## Data supplied
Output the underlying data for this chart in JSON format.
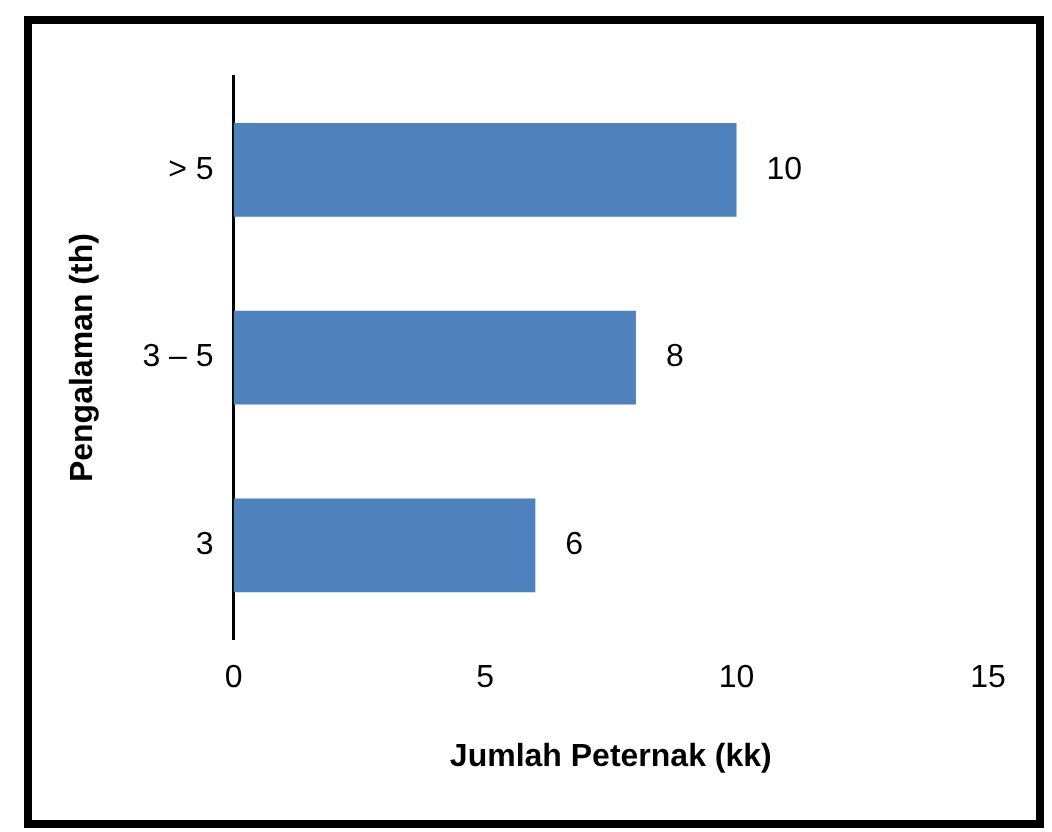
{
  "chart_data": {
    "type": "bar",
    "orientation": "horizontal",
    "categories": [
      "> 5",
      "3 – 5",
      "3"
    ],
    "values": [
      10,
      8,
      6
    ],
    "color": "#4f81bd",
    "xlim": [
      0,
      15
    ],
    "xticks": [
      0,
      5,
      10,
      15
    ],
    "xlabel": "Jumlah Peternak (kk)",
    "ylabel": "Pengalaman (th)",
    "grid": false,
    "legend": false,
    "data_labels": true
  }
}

## Problem to work on
Images must not appear in the copy; reproduce everything else in the records verbatim.

## Problem solution
Output the underlying data for this chart in JSON format.
{
  "chart_data": {
    "type": "bar",
    "orientation": "horizontal",
    "categories": [
      "> 5",
      "3 – 5",
      "3"
    ],
    "values": [
      10,
      8,
      6
    ],
    "color": "#4f81bd",
    "xlim": [
      0,
      15
    ],
    "xticks": [
      0,
      5,
      10,
      15
    ],
    "xlabel": "Jumlah Peternak (kk)",
    "ylabel": "Pengalaman (th)",
    "grid": false,
    "legend": false,
    "data_labels": true
  }
}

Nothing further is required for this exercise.